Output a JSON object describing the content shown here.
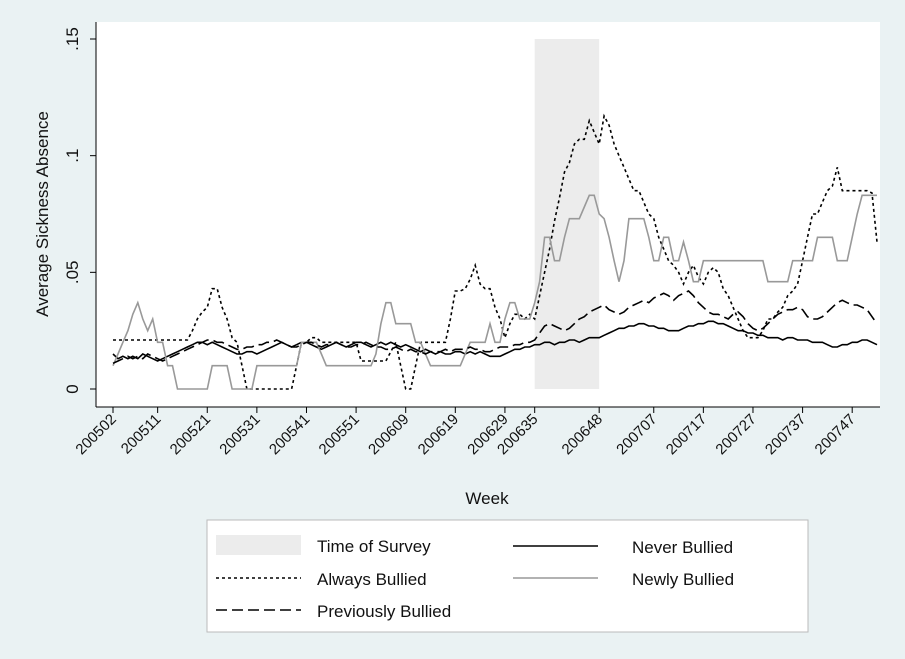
{
  "chart_data": {
    "type": "line",
    "x_label": "Week",
    "y_label": "Average Sickness Absence",
    "categories": [
      "200502",
      null,
      null,
      null,
      null,
      null,
      null,
      null,
      null,
      "200511",
      null,
      null,
      null,
      null,
      null,
      null,
      null,
      null,
      null,
      "200521",
      null,
      null,
      null,
      null,
      null,
      null,
      null,
      null,
      null,
      "200531",
      null,
      null,
      null,
      null,
      null,
      null,
      null,
      null,
      null,
      "200541",
      null,
      null,
      null,
      null,
      null,
      null,
      null,
      null,
      null,
      "200551",
      null,
      null,
      null,
      null,
      null,
      null,
      null,
      null,
      null,
      "200609",
      null,
      null,
      null,
      null,
      null,
      null,
      null,
      null,
      null,
      "200619",
      null,
      null,
      null,
      null,
      null,
      null,
      null,
      null,
      null,
      "200629",
      null,
      null,
      null,
      null,
      null,
      "200635",
      null,
      null,
      null,
      null,
      null,
      null,
      null,
      null,
      null,
      null,
      null,
      null,
      "200648",
      null,
      null,
      null,
      null,
      null,
      null,
      null,
      null,
      null,
      null,
      "200707",
      null,
      null,
      null,
      null,
      null,
      null,
      null,
      null,
      null,
      "200717",
      null,
      null,
      null,
      null,
      null,
      null,
      null,
      null,
      null,
      "200727",
      null,
      null,
      null,
      null,
      null,
      null,
      null,
      null,
      null,
      "200737",
      null,
      null,
      null,
      null,
      null,
      null,
      null,
      null,
      null,
      "200747",
      null,
      null,
      null,
      null,
      null
    ],
    "ylim": [
      0,
      0.15
    ],
    "yticks": [
      0,
      {
        "value": 0.05,
        "label": ".05"
      },
      {
        "value": 0.1,
        "label": ".1"
      },
      {
        "value": 0.15,
        "label": ".15"
      }
    ],
    "shade": {
      "name": "Time of Survey",
      "from": "200635",
      "to": "200648",
      "color": "#ececec"
    },
    "series": [
      {
        "name": "Never Bullied",
        "color": "#000000",
        "dash": "solid",
        "values": [
          0.015,
          0.013,
          0.014,
          0.013,
          0.014,
          0.013,
          0.015,
          0.014,
          0.013,
          0.012,
          0.013,
          0.014,
          0.015,
          0.016,
          0.017,
          0.018,
          0.019,
          0.02,
          0.02,
          0.019,
          0.02,
          0.019,
          0.018,
          0.017,
          0.016,
          0.015,
          0.015,
          0.016,
          0.016,
          0.015,
          0.016,
          0.017,
          0.018,
          0.019,
          0.02,
          0.019,
          0.018,
          0.019,
          0.02,
          0.02,
          0.019,
          0.018,
          0.017,
          0.018,
          0.019,
          0.02,
          0.019,
          0.018,
          0.019,
          0.02,
          0.02,
          0.019,
          0.018,
          0.019,
          0.02,
          0.019,
          0.02,
          0.019,
          0.018,
          0.019,
          0.018,
          0.017,
          0.016,
          0.017,
          0.016,
          0.015,
          0.016,
          0.015,
          0.015,
          0.016,
          0.016,
          0.015,
          0.016,
          0.015,
          0.016,
          0.015,
          0.014,
          0.014,
          0.014,
          0.015,
          0.016,
          0.017,
          0.017,
          0.018,
          0.018,
          0.019,
          0.019,
          0.02,
          0.02,
          0.019,
          0.02,
          0.02,
          0.021,
          0.021,
          0.02,
          0.021,
          0.022,
          0.022,
          0.022,
          0.023,
          0.024,
          0.025,
          0.026,
          0.026,
          0.027,
          0.027,
          0.028,
          0.028,
          0.027,
          0.027,
          0.026,
          0.026,
          0.025,
          0.025,
          0.025,
          0.026,
          0.027,
          0.027,
          0.028,
          0.028,
          0.029,
          0.029,
          0.028,
          0.028,
          0.027,
          0.026,
          0.025,
          0.025,
          0.024,
          0.024,
          0.023,
          0.023,
          0.022,
          0.022,
          0.022,
          0.021,
          0.022,
          0.022,
          0.021,
          0.021,
          0.021,
          0.02,
          0.02,
          0.02,
          0.019,
          0.018,
          0.018,
          0.019,
          0.019,
          0.02,
          0.02,
          0.021,
          0.021,
          0.02,
          0.019
        ]
      },
      {
        "name": "Always Bullied",
        "color": "#000000",
        "dash": "dotted",
        "values": [
          0.021,
          0.021,
          0.021,
          0.021,
          0.021,
          0.021,
          0.021,
          0.021,
          0.021,
          0.021,
          0.021,
          0.021,
          0.021,
          0.021,
          0.021,
          0.021,
          0.025,
          0.03,
          0.033,
          0.035,
          0.043,
          0.043,
          0.035,
          0.03,
          0.022,
          0.02,
          0.01,
          0,
          0,
          0,
          0,
          0,
          0,
          0,
          0,
          0,
          0,
          0.01,
          0.02,
          0.02,
          0.022,
          0.022,
          0.02,
          0.02,
          0.02,
          0.02,
          0.02,
          0.02,
          0.02,
          0.02,
          0.012,
          0.012,
          0.012,
          0.012,
          0.012,
          0.012,
          0.016,
          0.02,
          0.01,
          0,
          0,
          0.01,
          0.02,
          0.02,
          0.02,
          0.02,
          0.02,
          0.02,
          0.03,
          0.042,
          0.042,
          0.043,
          0.047,
          0.053,
          0.045,
          0.043,
          0.043,
          0.035,
          0.03,
          0.022,
          0.028,
          0.032,
          0.032,
          0.03,
          0.032,
          0.03,
          0.04,
          0.05,
          0.06,
          0.072,
          0.082,
          0.093,
          0.097,
          0.105,
          0.107,
          0.107,
          0.115,
          0.11,
          0.105,
          0.117,
          0.113,
          0.105,
          0.1,
          0.095,
          0.09,
          0.085,
          0.085,
          0.08,
          0.075,
          0.073,
          0.065,
          0.06,
          0.055,
          0.053,
          0.05,
          0.045,
          0.05,
          0.053,
          0.048,
          0.045,
          0.05,
          0.052,
          0.05,
          0.043,
          0.04,
          0.035,
          0.03,
          0.025,
          0.022,
          0.022,
          0.022,
          0.025,
          0.03,
          0.03,
          0.033,
          0.035,
          0.04,
          0.042,
          0.045,
          0.055,
          0.065,
          0.075,
          0.075,
          0.08,
          0.085,
          0.087,
          0.095,
          0.085,
          0.085,
          0.085,
          0.085,
          0.085,
          0.085,
          0.084,
          0.063
        ]
      },
      {
        "name": "Newly Bullied",
        "color": "#999999",
        "dash": "solid",
        "values": [
          0.01,
          0.015,
          0.02,
          0.025,
          0.032,
          0.037,
          0.03,
          0.025,
          0.03,
          0.02,
          0.02,
          0.01,
          0.01,
          0,
          0,
          0,
          0,
          0,
          0,
          0,
          0.01,
          0.01,
          0.01,
          0.01,
          0,
          0,
          0,
          0,
          0,
          0.01,
          0.01,
          0.01,
          0.01,
          0.01,
          0.01,
          0.01,
          0.01,
          0.01,
          0.02,
          0.02,
          0.02,
          0.02,
          0.015,
          0.01,
          0.01,
          0.01,
          0.01,
          0.01,
          0.01,
          0.01,
          0.01,
          0.01,
          0.01,
          0.015,
          0.028,
          0.037,
          0.037,
          0.028,
          0.028,
          0.028,
          0.028,
          0.02,
          0.02,
          0.015,
          0.01,
          0.01,
          0.01,
          0.01,
          0.01,
          0.01,
          0.01,
          0.015,
          0.02,
          0.02,
          0.02,
          0.02,
          0.028,
          0.02,
          0.02,
          0.03,
          0.037,
          0.037,
          0.03,
          0.03,
          0.03,
          0.037,
          0.046,
          0.065,
          0.065,
          0.055,
          0.055,
          0.065,
          0.073,
          0.073,
          0.073,
          0.078,
          0.083,
          0.083,
          0.075,
          0.073,
          0.065,
          0.055,
          0.046,
          0.055,
          0.073,
          0.073,
          0.073,
          0.073,
          0.065,
          0.055,
          0.055,
          0.065,
          0.065,
          0.055,
          0.055,
          0.063,
          0.055,
          0.046,
          0.046,
          0.055,
          0.055,
          0.055,
          0.055,
          0.055,
          0.055,
          0.055,
          0.055,
          0.055,
          0.055,
          0.055,
          0.055,
          0.055,
          0.046,
          0.046,
          0.046,
          0.046,
          0.046,
          0.055,
          0.055,
          0.055,
          0.055,
          0.055,
          0.065,
          0.065,
          0.065,
          0.065,
          0.055,
          0.055,
          0.055,
          0.065,
          0.075,
          0.083,
          0.083,
          0.083,
          0.083
        ]
      },
      {
        "name": "Previously Bullied",
        "color": "#000000",
        "dash": "dashed",
        "values": [
          0.011,
          0.012,
          0.013,
          0.014,
          0.013,
          0.014,
          0.013,
          0.015,
          0.014,
          0.013,
          0.012,
          0.013,
          0.014,
          0.015,
          0.016,
          0.017,
          0.018,
          0.019,
          0.02,
          0.021,
          0.021,
          0.02,
          0.02,
          0.019,
          0.018,
          0.017,
          0.017,
          0.018,
          0.018,
          0.019,
          0.019,
          0.02,
          0.02,
          0.021,
          0.02,
          0.019,
          0.018,
          0.018,
          0.019,
          0.02,
          0.02,
          0.019,
          0.018,
          0.019,
          0.019,
          0.02,
          0.019,
          0.018,
          0.018,
          0.019,
          0.019,
          0.02,
          0.019,
          0.018,
          0.018,
          0.017,
          0.017,
          0.018,
          0.017,
          0.016,
          0.017,
          0.016,
          0.016,
          0.015,
          0.016,
          0.016,
          0.016,
          0.017,
          0.016,
          0.017,
          0.017,
          0.017,
          0.018,
          0.017,
          0.017,
          0.016,
          0.016,
          0.017,
          0.018,
          0.018,
          0.018,
          0.019,
          0.019,
          0.02,
          0.02,
          0.021,
          0.024,
          0.027,
          0.028,
          0.027,
          0.026,
          0.025,
          0.026,
          0.028,
          0.03,
          0.031,
          0.033,
          0.034,
          0.035,
          0.036,
          0.034,
          0.033,
          0.032,
          0.033,
          0.035,
          0.036,
          0.037,
          0.038,
          0.037,
          0.039,
          0.04,
          0.041,
          0.04,
          0.038,
          0.04,
          0.041,
          0.042,
          0.04,
          0.037,
          0.035,
          0.033,
          0.032,
          0.032,
          0.031,
          0.03,
          0.032,
          0.033,
          0.031,
          0.028,
          0.026,
          0.025,
          0.026,
          0.028,
          0.03,
          0.032,
          0.033,
          0.034,
          0.034,
          0.035,
          0.034,
          0.031,
          0.03,
          0.03,
          0.031,
          0.033,
          0.035,
          0.037,
          0.038,
          0.037,
          0.036,
          0.036,
          0.035,
          0.034,
          0.031,
          0.028
        ]
      }
    ]
  }
}
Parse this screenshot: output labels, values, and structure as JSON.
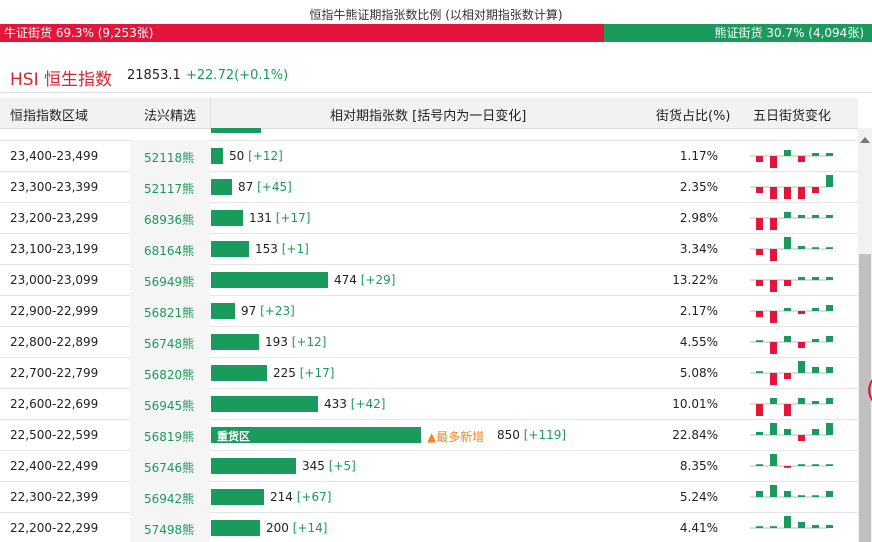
{
  "title": "恒指牛熊证期指张数比例 (以相对期指张数计算)",
  "ratio": {
    "bull_label": "牛证街货 69.3% (9,253张)",
    "bear_label": "熊证街货 30.7% (4,094张)",
    "bull_fraction": 0.693,
    "bull_color": "#e3163a",
    "bear_color": "#1a9a5c"
  },
  "index": {
    "name": "HSI 恒生指数",
    "price": "21853.1",
    "change": "+22.72(+0.1%)"
  },
  "table": {
    "headers": {
      "range": "恒指指数区域",
      "pick": "法兴精选",
      "contracts": "相对期指张数 [括号内为一日变化]",
      "share": "街货占比(%)",
      "five_day": "五日街货变化"
    },
    "rows": [
      {
        "range": "23,400-23,499",
        "code": "52118熊",
        "contracts": 50,
        "count": "50",
        "change": "[+12]",
        "share": "1.17%",
        "spark": [
          -1,
          -2,
          1,
          -1,
          0.5,
          0.5
        ]
      },
      {
        "range": "23,300-23,399",
        "code": "52117熊",
        "contracts": 87,
        "count": "87",
        "change": "[+45]",
        "share": "2.35%",
        "spark": [
          -1,
          -2,
          -2,
          -2,
          -1,
          2
        ]
      },
      {
        "range": "23,200-23,299",
        "code": "68936熊",
        "contracts": 131,
        "count": "131",
        "change": "[+17]",
        "share": "2.98%",
        "spark": [
          -2,
          -2,
          1,
          0.5,
          0.5,
          0.5
        ]
      },
      {
        "range": "23,100-23,199",
        "code": "68164熊",
        "contracts": 153,
        "count": "153",
        "change": "[+1]",
        "share": "3.34%",
        "spark": [
          -1,
          -2,
          2,
          0.5,
          0.3,
          0.3
        ]
      },
      {
        "range": "23,000-23,099",
        "code": "56949熊",
        "contracts": 474,
        "count": "474",
        "change": "[+29]",
        "share": "13.22%",
        "spark": [
          -1,
          -2,
          -1,
          0.5,
          0.5,
          0.5
        ]
      },
      {
        "range": "22,900-22,999",
        "code": "56821熊",
        "contracts": 97,
        "count": "97",
        "change": "[+23]",
        "share": "2.17%",
        "spark": [
          -1,
          -2,
          0.5,
          -0.5,
          0.5,
          1
        ]
      },
      {
        "range": "22,800-22,899",
        "code": "56748熊",
        "contracts": 193,
        "count": "193",
        "change": "[+12]",
        "share": "4.55%",
        "spark": [
          0.3,
          -2,
          1,
          -1,
          0.5,
          1
        ]
      },
      {
        "range": "22,700-22,799",
        "code": "56820熊",
        "contracts": 225,
        "count": "225",
        "change": "[+17]",
        "share": "5.08%",
        "spark": [
          0.3,
          -2,
          -1,
          2,
          1,
          1
        ]
      },
      {
        "range": "22,600-22,699",
        "code": "56945熊",
        "contracts": 433,
        "count": "433",
        "change": "[+42]",
        "share": "10.01%",
        "spark": [
          -2,
          1,
          -2,
          1,
          0.5,
          1
        ]
      },
      {
        "range": "22,500-22,599",
        "code": "56819熊",
        "contracts": 850,
        "count": "850",
        "change": "[+119]",
        "share": "22.84%",
        "spark": [
          0.5,
          2,
          1,
          -1,
          1,
          2
        ],
        "tag": "重货区",
        "most": "▲最多新增"
      },
      {
        "range": "22,400-22,499",
        "code": "56746熊",
        "contracts": 345,
        "count": "345",
        "change": "[+5]",
        "share": "8.35%",
        "spark": [
          0.3,
          2,
          -0.3,
          0.3,
          0.3,
          0.3
        ]
      },
      {
        "range": "22,300-22,399",
        "code": "56942熊",
        "contracts": 214,
        "count": "214",
        "change": "[+67]",
        "share": "5.24%",
        "spark": [
          1,
          2,
          1,
          0.3,
          0.3,
          1
        ]
      },
      {
        "range": "22,200-22,299",
        "code": "57498熊",
        "contracts": 200,
        "count": "200",
        "change": "[+14]",
        "share": "4.41%",
        "spark": [
          0.3,
          0.3,
          2,
          1,
          0.5,
          0.5
        ]
      }
    ]
  }
}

## TASK OBJECTIVE:
Check every line of the records above for the string "dash" and say how many contain it, giving the number alone.

## TASK RESULT:
4